** START Information given **

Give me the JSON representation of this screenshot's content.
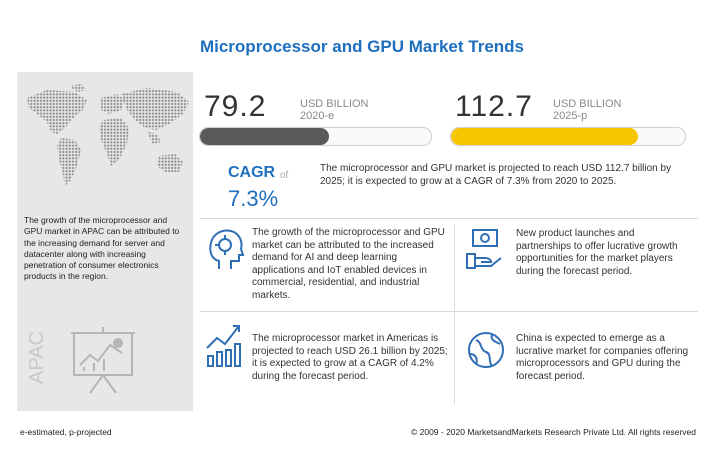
{
  "title": "Microprocessor and GPU Market Trends",
  "market_2020": {
    "value": "79.2",
    "unit": "USD BILLION",
    "period": "2020-e",
    "fill": 0.56,
    "color": "#595959"
  },
  "market_2025": {
    "value": "112.7",
    "unit": "USD BILLION",
    "period": "2025-p",
    "fill": 0.8,
    "color": "#f7c600"
  },
  "cagr": {
    "label": "CAGR",
    "of": "of",
    "value": "7.3%",
    "text": "The microprocessor and GPU market is projected to reach USD 112.7 billion by 2025; it is expected to grow at a CAGR of 7.3% from 2020 to 2025."
  },
  "region": {
    "label": "APAC",
    "text": "The growth of the microprocessor and GPU market in APAC can be attributed to the increasing demand for server and datacenter along with increasing penetration of consumer electronics products in the region."
  },
  "points": [
    {
      "icon": "ai-head-icon",
      "text": "The growth of the microprocessor and GPU market can be attributed to the increased demand for AI and deep learning applications and IoT enabled devices in commercial, residential, and industrial markets."
    },
    {
      "icon": "money-hand-icon",
      "text": "New product launches and partnerships to offer lucrative growth opportunities for the market players during the forecast period."
    },
    {
      "icon": "growth-chart-icon",
      "text": "The microprocessor market in Americas is projected to reach USD 26.1 billion by 2025; it is expected to grow at a CAGR of 4.2% during the forecast period."
    },
    {
      "icon": "globe-icon",
      "text": "China is expected to emerge as a lucrative market for companies offering microprocessors and GPU during the forecast period."
    }
  ],
  "footer": {
    "left": "e-estimated, p-projected",
    "right": "© 2009 - 2020 MarketsandMarkets Research Private Ltd. All rights reserved"
  }
}
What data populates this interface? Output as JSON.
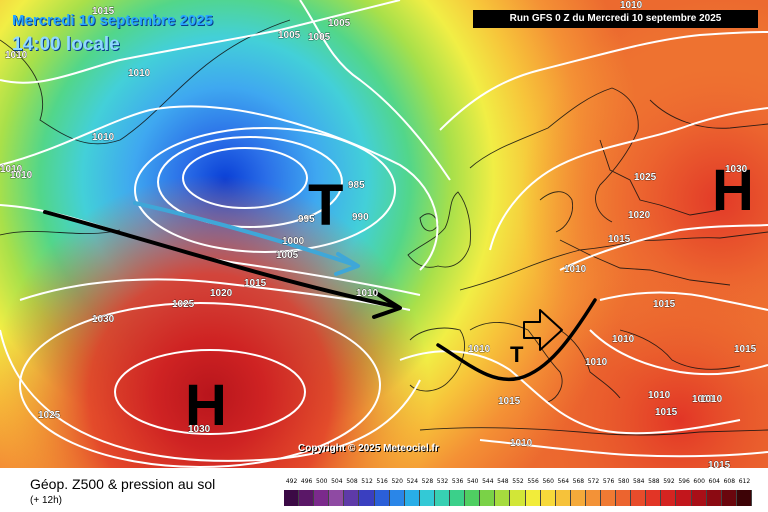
{
  "header": {
    "date": "Mercredi 10 septembre 2025",
    "time": "14:00 locale",
    "run": "Run GFS 0 Z du Mercredi 10 septembre 2025"
  },
  "copyright": "Copyright © 2025 Meteociel.fr",
  "footer": {
    "title": "Géop. Z500 & pression au sol",
    "subtitle": "(+ 12h)"
  },
  "pressure_systems": [
    {
      "symbol": "T",
      "type": "low",
      "color": "#000000"
    },
    {
      "symbol": "H",
      "type": "high",
      "color": "#000000"
    },
    {
      "symbol": "H",
      "type": "high",
      "color": "#000000"
    },
    {
      "symbol": "T",
      "type": "low",
      "color": "#000000"
    }
  ],
  "isobar_labels": [
    "1015",
    "1005",
    "1005",
    "1005",
    "1010",
    "1010",
    "1010",
    "1010",
    "1010",
    "985",
    "990",
    "995",
    "1000",
    "1005",
    "1025",
    "1020",
    "1015",
    "1010",
    "1030",
    "1025",
    "1030",
    "1025",
    "1030",
    "1020",
    "1015",
    "1010",
    "1015",
    "1015",
    "1010",
    "1010",
    "1010",
    "1010",
    "1015",
    "1015",
    "1010",
    "1015",
    "1010",
    "1010",
    "1010"
  ],
  "legend": {
    "values": [
      "492",
      "496",
      "500",
      "504",
      "508",
      "512",
      "516",
      "520",
      "524",
      "528",
      "532",
      "536",
      "540",
      "544",
      "548",
      "552",
      "556",
      "560",
      "564",
      "568",
      "572",
      "576",
      "580",
      "584",
      "588",
      "592",
      "596",
      "600",
      "604",
      "608",
      "612"
    ],
    "colors": [
      "#3b0a45",
      "#5a1767",
      "#7b2a8c",
      "#8f4aa3",
      "#5e3aa8",
      "#3a3fc0",
      "#2b5fd8",
      "#2a86e8",
      "#29aee8",
      "#33c9d6",
      "#37d0b3",
      "#3bd08a",
      "#4fcf62",
      "#7ad247",
      "#a6dc3e",
      "#d2e637",
      "#f2ec3a",
      "#f7d93a",
      "#f6c23a",
      "#f5aa3a",
      "#f39237",
      "#f07a33",
      "#ec642f",
      "#e84c2b",
      "#e23526",
      "#d42421",
      "#c2161c",
      "#a80f17",
      "#8b0a12",
      "#6a060d",
      "#3d0306"
    ]
  }
}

** END Information given **

Task statement:
Every line above should be returned word for word, with the pictures left behind.

Exercise solution:
Give me the JSON representation of this screenshot's content.
{
  "title": "Microprocessor and GPU Market Trends",
  "market_2020": {
    "value": "79.2",
    "unit": "USD BILLION",
    "period": "2020-e",
    "fill": 0.56,
    "color": "#595959"
  },
  "market_2025": {
    "value": "112.7",
    "unit": "USD BILLION",
    "period": "2025-p",
    "fill": 0.8,
    "color": "#f7c600"
  },
  "cagr": {
    "label": "CAGR",
    "of": "of",
    "value": "7.3%",
    "text": "The microprocessor and GPU market is projected to reach USD 112.7 billion by 2025; it is expected to grow at a CAGR of 7.3% from 2020 to 2025."
  },
  "region": {
    "label": "APAC",
    "text": "The growth of the microprocessor and GPU market in APAC can be attributed to the increasing demand for server and datacenter along with increasing penetration of consumer electronics products in the region."
  },
  "points": [
    {
      "icon": "ai-head-icon",
      "text": "The growth of the microprocessor and GPU market can be attributed to the increased demand for AI and deep learning applications and IoT enabled devices in commercial, residential, and industrial markets."
    },
    {
      "icon": "money-hand-icon",
      "text": "New product launches and partnerships to offer lucrative growth opportunities for the market players during the forecast period."
    },
    {
      "icon": "growth-chart-icon",
      "text": "The microprocessor market in Americas is projected to reach USD 26.1 billion by 2025; it is expected to grow at a CAGR of 4.2% during the forecast period."
    },
    {
      "icon": "globe-icon",
      "text": "China is expected to emerge as a lucrative market for companies offering microprocessors and GPU during the forecast period."
    }
  ],
  "footer": {
    "left": "e-estimated, p-projected",
    "right": "© 2009 - 2020 MarketsandMarkets Research Private Ltd. All rights reserved"
  }
}
What data populates this interface? Output as JSON.
{
  "header": {
    "date": "Mercredi 10 septembre 2025",
    "time": "14:00 locale",
    "run": "Run GFS 0 Z du Mercredi 10 septembre 2025"
  },
  "copyright": "Copyright © 2025 Meteociel.fr",
  "footer": {
    "title": "Géop. Z500 & pression au sol",
    "subtitle": "(+ 12h)"
  },
  "pressure_systems": [
    {
      "symbol": "T",
      "type": "low",
      "color": "#000000"
    },
    {
      "symbol": "H",
      "type": "high",
      "color": "#000000"
    },
    {
      "symbol": "H",
      "type": "high",
      "color": "#000000"
    },
    {
      "symbol": "T",
      "type": "low",
      "color": "#000000"
    }
  ],
  "isobar_labels": [
    "1015",
    "1005",
    "1005",
    "1005",
    "1010",
    "1010",
    "1010",
    "1010",
    "1010",
    "985",
    "990",
    "995",
    "1000",
    "1005",
    "1025",
    "1020",
    "1015",
    "1010",
    "1030",
    "1025",
    "1030",
    "1025",
    "1030",
    "1020",
    "1015",
    "1010",
    "1015",
    "1015",
    "1010",
    "1010",
    "1010",
    "1010",
    "1015",
    "1015",
    "1010",
    "1015",
    "1010",
    "1010",
    "1010"
  ],
  "legend": {
    "values": [
      "492",
      "496",
      "500",
      "504",
      "508",
      "512",
      "516",
      "520",
      "524",
      "528",
      "532",
      "536",
      "540",
      "544",
      "548",
      "552",
      "556",
      "560",
      "564",
      "568",
      "572",
      "576",
      "580",
      "584",
      "588",
      "592",
      "596",
      "600",
      "604",
      "608",
      "612"
    ],
    "colors": [
      "#3b0a45",
      "#5a1767",
      "#7b2a8c",
      "#8f4aa3",
      "#5e3aa8",
      "#3a3fc0",
      "#2b5fd8",
      "#2a86e8",
      "#29aee8",
      "#33c9d6",
      "#37d0b3",
      "#3bd08a",
      "#4fcf62",
      "#7ad247",
      "#a6dc3e",
      "#d2e637",
      "#f2ec3a",
      "#f7d93a",
      "#f6c23a",
      "#f5aa3a",
      "#f39237",
      "#f07a33",
      "#ec642f",
      "#e84c2b",
      "#e23526",
      "#d42421",
      "#c2161c",
      "#a80f17",
      "#8b0a12",
      "#6a060d",
      "#3d0306"
    ]
  }
}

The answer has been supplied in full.